▶ YOUR TASK
Write out each entry, exactly the way it appears.

....................

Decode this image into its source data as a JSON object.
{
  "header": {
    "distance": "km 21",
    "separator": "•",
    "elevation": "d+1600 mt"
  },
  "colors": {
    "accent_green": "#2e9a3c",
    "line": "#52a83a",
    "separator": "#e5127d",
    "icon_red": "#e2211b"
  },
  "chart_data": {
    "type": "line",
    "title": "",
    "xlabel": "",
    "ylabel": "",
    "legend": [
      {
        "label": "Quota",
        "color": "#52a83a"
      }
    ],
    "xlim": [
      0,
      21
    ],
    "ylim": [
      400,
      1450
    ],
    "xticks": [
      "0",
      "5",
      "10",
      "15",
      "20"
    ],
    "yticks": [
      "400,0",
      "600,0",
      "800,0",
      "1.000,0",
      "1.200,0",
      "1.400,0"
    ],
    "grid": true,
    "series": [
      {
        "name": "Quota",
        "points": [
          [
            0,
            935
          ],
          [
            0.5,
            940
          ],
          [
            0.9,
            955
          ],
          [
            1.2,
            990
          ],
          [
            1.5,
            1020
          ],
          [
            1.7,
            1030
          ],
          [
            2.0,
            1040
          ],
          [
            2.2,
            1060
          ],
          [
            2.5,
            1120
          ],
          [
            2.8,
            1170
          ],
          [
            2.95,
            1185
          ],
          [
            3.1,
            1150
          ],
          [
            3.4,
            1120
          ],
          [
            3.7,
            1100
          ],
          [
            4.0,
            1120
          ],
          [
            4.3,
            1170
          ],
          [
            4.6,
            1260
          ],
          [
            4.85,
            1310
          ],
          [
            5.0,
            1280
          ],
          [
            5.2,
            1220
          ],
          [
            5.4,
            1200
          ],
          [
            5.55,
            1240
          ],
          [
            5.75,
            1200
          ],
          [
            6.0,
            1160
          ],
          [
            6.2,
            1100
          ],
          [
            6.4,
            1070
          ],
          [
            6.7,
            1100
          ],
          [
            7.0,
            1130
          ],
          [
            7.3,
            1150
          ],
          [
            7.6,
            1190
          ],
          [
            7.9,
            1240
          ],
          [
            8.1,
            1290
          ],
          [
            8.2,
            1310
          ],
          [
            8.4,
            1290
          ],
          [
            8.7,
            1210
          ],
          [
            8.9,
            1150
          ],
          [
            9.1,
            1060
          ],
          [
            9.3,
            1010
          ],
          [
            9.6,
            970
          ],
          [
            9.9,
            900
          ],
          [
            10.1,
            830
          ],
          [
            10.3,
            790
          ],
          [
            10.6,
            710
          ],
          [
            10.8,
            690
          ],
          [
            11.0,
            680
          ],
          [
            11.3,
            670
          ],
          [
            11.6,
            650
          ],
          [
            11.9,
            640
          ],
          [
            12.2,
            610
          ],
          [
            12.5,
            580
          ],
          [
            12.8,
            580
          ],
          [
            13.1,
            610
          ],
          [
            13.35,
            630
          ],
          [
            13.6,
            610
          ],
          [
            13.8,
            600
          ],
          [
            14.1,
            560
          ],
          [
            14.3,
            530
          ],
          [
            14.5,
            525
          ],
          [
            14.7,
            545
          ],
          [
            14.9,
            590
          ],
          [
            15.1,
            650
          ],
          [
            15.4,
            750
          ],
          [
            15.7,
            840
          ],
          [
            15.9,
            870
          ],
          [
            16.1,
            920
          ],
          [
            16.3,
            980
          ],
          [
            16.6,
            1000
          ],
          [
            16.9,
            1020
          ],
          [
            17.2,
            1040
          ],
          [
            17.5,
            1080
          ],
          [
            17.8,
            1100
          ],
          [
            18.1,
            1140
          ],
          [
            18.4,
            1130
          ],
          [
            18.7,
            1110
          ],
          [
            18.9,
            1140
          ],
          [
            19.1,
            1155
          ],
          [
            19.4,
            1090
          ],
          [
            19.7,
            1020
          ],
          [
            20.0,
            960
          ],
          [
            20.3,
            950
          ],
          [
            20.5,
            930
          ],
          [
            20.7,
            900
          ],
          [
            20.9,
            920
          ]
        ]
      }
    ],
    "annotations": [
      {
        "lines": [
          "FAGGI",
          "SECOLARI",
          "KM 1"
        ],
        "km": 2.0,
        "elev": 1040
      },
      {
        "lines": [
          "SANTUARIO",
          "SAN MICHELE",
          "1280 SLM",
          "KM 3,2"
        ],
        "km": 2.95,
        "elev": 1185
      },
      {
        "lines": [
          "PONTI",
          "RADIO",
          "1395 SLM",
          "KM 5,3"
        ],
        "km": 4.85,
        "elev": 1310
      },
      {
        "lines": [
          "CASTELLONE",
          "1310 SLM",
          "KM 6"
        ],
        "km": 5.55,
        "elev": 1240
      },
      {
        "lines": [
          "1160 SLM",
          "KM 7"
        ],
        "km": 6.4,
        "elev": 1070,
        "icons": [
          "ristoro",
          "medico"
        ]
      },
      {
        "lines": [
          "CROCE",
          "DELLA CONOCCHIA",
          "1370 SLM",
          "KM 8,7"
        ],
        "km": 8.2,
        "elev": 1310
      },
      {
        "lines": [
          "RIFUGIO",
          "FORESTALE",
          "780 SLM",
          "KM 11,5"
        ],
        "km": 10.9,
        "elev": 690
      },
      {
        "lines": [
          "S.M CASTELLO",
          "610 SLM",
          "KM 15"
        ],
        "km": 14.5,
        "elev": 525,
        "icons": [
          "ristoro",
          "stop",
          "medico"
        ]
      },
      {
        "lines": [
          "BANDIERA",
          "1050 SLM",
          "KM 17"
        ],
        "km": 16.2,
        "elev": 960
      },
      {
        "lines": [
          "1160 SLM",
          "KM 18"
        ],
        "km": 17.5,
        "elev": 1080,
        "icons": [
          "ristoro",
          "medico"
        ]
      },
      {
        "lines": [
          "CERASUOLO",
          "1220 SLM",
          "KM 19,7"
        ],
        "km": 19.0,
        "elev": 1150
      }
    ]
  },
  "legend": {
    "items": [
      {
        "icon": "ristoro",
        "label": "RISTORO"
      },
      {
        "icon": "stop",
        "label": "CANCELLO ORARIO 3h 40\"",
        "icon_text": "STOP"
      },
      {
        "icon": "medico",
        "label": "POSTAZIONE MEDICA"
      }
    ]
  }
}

....................

▶ TASK ANSWER
Decode this image into its source data as a JSON object.
{
  "header": {
    "distance": "km 21",
    "separator": "•",
    "elevation": "d+1600 mt"
  },
  "colors": {
    "accent_green": "#2e9a3c",
    "line": "#52a83a",
    "separator": "#e5127d",
    "icon_red": "#e2211b"
  },
  "chart_data": {
    "type": "line",
    "title": "",
    "xlabel": "",
    "ylabel": "",
    "legend": [
      {
        "label": "Quota",
        "color": "#52a83a"
      }
    ],
    "xlim": [
      0,
      21
    ],
    "ylim": [
      400,
      1450
    ],
    "xticks": [
      "0",
      "5",
      "10",
      "15",
      "20"
    ],
    "yticks": [
      "400,0",
      "600,0",
      "800,0",
      "1.000,0",
      "1.200,0",
      "1.400,0"
    ],
    "grid": true,
    "series": [
      {
        "name": "Quota",
        "points": [
          [
            0,
            935
          ],
          [
            0.5,
            940
          ],
          [
            0.9,
            955
          ],
          [
            1.2,
            990
          ],
          [
            1.5,
            1020
          ],
          [
            1.7,
            1030
          ],
          [
            2.0,
            1040
          ],
          [
            2.2,
            1060
          ],
          [
            2.5,
            1120
          ],
          [
            2.8,
            1170
          ],
          [
            2.95,
            1185
          ],
          [
            3.1,
            1150
          ],
          [
            3.4,
            1120
          ],
          [
            3.7,
            1100
          ],
          [
            4.0,
            1120
          ],
          [
            4.3,
            1170
          ],
          [
            4.6,
            1260
          ],
          [
            4.85,
            1310
          ],
          [
            5.0,
            1280
          ],
          [
            5.2,
            1220
          ],
          [
            5.4,
            1200
          ],
          [
            5.55,
            1240
          ],
          [
            5.75,
            1200
          ],
          [
            6.0,
            1160
          ],
          [
            6.2,
            1100
          ],
          [
            6.4,
            1070
          ],
          [
            6.7,
            1100
          ],
          [
            7.0,
            1130
          ],
          [
            7.3,
            1150
          ],
          [
            7.6,
            1190
          ],
          [
            7.9,
            1240
          ],
          [
            8.1,
            1290
          ],
          [
            8.2,
            1310
          ],
          [
            8.4,
            1290
          ],
          [
            8.7,
            1210
          ],
          [
            8.9,
            1150
          ],
          [
            9.1,
            1060
          ],
          [
            9.3,
            1010
          ],
          [
            9.6,
            970
          ],
          [
            9.9,
            900
          ],
          [
            10.1,
            830
          ],
          [
            10.3,
            790
          ],
          [
            10.6,
            710
          ],
          [
            10.8,
            690
          ],
          [
            11.0,
            680
          ],
          [
            11.3,
            670
          ],
          [
            11.6,
            650
          ],
          [
            11.9,
            640
          ],
          [
            12.2,
            610
          ],
          [
            12.5,
            580
          ],
          [
            12.8,
            580
          ],
          [
            13.1,
            610
          ],
          [
            13.35,
            630
          ],
          [
            13.6,
            610
          ],
          [
            13.8,
            600
          ],
          [
            14.1,
            560
          ],
          [
            14.3,
            530
          ],
          [
            14.5,
            525
          ],
          [
            14.7,
            545
          ],
          [
            14.9,
            590
          ],
          [
            15.1,
            650
          ],
          [
            15.4,
            750
          ],
          [
            15.7,
            840
          ],
          [
            15.9,
            870
          ],
          [
            16.1,
            920
          ],
          [
            16.3,
            980
          ],
          [
            16.6,
            1000
          ],
          [
            16.9,
            1020
          ],
          [
            17.2,
            1040
          ],
          [
            17.5,
            1080
          ],
          [
            17.8,
            1100
          ],
          [
            18.1,
            1140
          ],
          [
            18.4,
            1130
          ],
          [
            18.7,
            1110
          ],
          [
            18.9,
            1140
          ],
          [
            19.1,
            1155
          ],
          [
            19.4,
            1090
          ],
          [
            19.7,
            1020
          ],
          [
            20.0,
            960
          ],
          [
            20.3,
            950
          ],
          [
            20.5,
            930
          ],
          [
            20.7,
            900
          ],
          [
            20.9,
            920
          ]
        ]
      }
    ],
    "annotations": [
      {
        "lines": [
          "FAGGI",
          "SECOLARI",
          "KM 1"
        ],
        "km": 2.0,
        "elev": 1040
      },
      {
        "lines": [
          "SANTUARIO",
          "SAN MICHELE",
          "1280 SLM",
          "KM 3,2"
        ],
        "km": 2.95,
        "elev": 1185
      },
      {
        "lines": [
          "PONTI",
          "RADIO",
          "1395 SLM",
          "KM 5,3"
        ],
        "km": 4.85,
        "elev": 1310
      },
      {
        "lines": [
          "CASTELLONE",
          "1310 SLM",
          "KM 6"
        ],
        "km": 5.55,
        "elev": 1240
      },
      {
        "lines": [
          "1160 SLM",
          "KM 7"
        ],
        "km": 6.4,
        "elev": 1070,
        "icons": [
          "ristoro",
          "medico"
        ]
      },
      {
        "lines": [
          "CROCE",
          "DELLA CONOCCHIA",
          "1370 SLM",
          "KM 8,7"
        ],
        "km": 8.2,
        "elev": 1310
      },
      {
        "lines": [
          "RIFUGIO",
          "FORESTALE",
          "780 SLM",
          "KM 11,5"
        ],
        "km": 10.9,
        "elev": 690
      },
      {
        "lines": [
          "S.M CASTELLO",
          "610 SLM",
          "KM 15"
        ],
        "km": 14.5,
        "elev": 525,
        "icons": [
          "ristoro",
          "stop",
          "medico"
        ]
      },
      {
        "lines": [
          "BANDIERA",
          "1050 SLM",
          "KM 17"
        ],
        "km": 16.2,
        "elev": 960
      },
      {
        "lines": [
          "1160 SLM",
          "KM 18"
        ],
        "km": 17.5,
        "elev": 1080,
        "icons": [
          "ristoro",
          "medico"
        ]
      },
      {
        "lines": [
          "CERASUOLO",
          "1220 SLM",
          "KM 19,7"
        ],
        "km": 19.0,
        "elev": 1150
      }
    ]
  },
  "legend": {
    "items": [
      {
        "icon": "ristoro",
        "label": "RISTORO"
      },
      {
        "icon": "stop",
        "label": "CANCELLO ORARIO 3h 40\"",
        "icon_text": "STOP"
      },
      {
        "icon": "medico",
        "label": "POSTAZIONE MEDICA"
      }
    ]
  }
}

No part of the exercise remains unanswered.